Go through the listing and copy each line with the string "Погода".

#### [Dataset entries]
::::

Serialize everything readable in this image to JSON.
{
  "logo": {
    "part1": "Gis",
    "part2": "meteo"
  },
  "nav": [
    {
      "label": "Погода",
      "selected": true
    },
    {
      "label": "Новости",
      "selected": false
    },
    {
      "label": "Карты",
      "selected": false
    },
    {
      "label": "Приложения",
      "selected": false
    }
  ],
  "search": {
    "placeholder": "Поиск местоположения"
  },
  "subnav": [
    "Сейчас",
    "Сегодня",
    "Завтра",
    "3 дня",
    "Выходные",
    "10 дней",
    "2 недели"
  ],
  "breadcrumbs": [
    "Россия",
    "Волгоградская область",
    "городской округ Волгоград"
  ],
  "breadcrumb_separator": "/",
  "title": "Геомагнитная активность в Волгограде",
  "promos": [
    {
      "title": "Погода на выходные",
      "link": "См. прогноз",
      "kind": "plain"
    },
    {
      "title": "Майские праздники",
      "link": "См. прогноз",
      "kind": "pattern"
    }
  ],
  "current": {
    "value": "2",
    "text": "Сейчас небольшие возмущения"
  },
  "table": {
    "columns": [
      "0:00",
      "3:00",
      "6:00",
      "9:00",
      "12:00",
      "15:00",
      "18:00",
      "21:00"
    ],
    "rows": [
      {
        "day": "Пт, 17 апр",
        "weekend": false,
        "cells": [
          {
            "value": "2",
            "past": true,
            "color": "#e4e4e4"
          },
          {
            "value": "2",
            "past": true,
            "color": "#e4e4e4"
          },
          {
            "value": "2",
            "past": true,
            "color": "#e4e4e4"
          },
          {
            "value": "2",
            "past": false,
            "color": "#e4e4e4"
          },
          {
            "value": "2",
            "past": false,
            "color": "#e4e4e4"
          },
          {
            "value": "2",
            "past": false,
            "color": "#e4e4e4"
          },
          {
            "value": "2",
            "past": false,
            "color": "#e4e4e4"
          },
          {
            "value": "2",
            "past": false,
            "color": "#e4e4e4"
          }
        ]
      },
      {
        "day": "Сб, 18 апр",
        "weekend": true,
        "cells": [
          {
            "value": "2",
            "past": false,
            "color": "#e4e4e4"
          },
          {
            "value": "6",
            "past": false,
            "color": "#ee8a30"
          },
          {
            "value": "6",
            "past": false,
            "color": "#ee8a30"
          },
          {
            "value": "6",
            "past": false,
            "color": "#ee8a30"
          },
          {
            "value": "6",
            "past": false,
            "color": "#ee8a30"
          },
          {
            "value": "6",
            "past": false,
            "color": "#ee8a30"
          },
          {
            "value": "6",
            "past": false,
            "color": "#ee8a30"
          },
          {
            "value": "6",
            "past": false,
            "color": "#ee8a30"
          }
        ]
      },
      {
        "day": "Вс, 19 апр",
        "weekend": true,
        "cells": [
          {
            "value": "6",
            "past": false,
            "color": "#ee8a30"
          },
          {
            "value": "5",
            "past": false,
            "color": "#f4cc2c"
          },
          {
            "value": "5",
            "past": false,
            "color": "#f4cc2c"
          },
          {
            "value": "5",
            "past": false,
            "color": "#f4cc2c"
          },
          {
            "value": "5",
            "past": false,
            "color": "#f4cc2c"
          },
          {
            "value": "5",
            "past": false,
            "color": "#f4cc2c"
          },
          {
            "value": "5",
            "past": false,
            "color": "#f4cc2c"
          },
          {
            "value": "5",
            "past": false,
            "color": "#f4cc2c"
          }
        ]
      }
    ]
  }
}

::::

#### [Reply to the task]
      "label": "Погода",
      "title": "Погода на выходные",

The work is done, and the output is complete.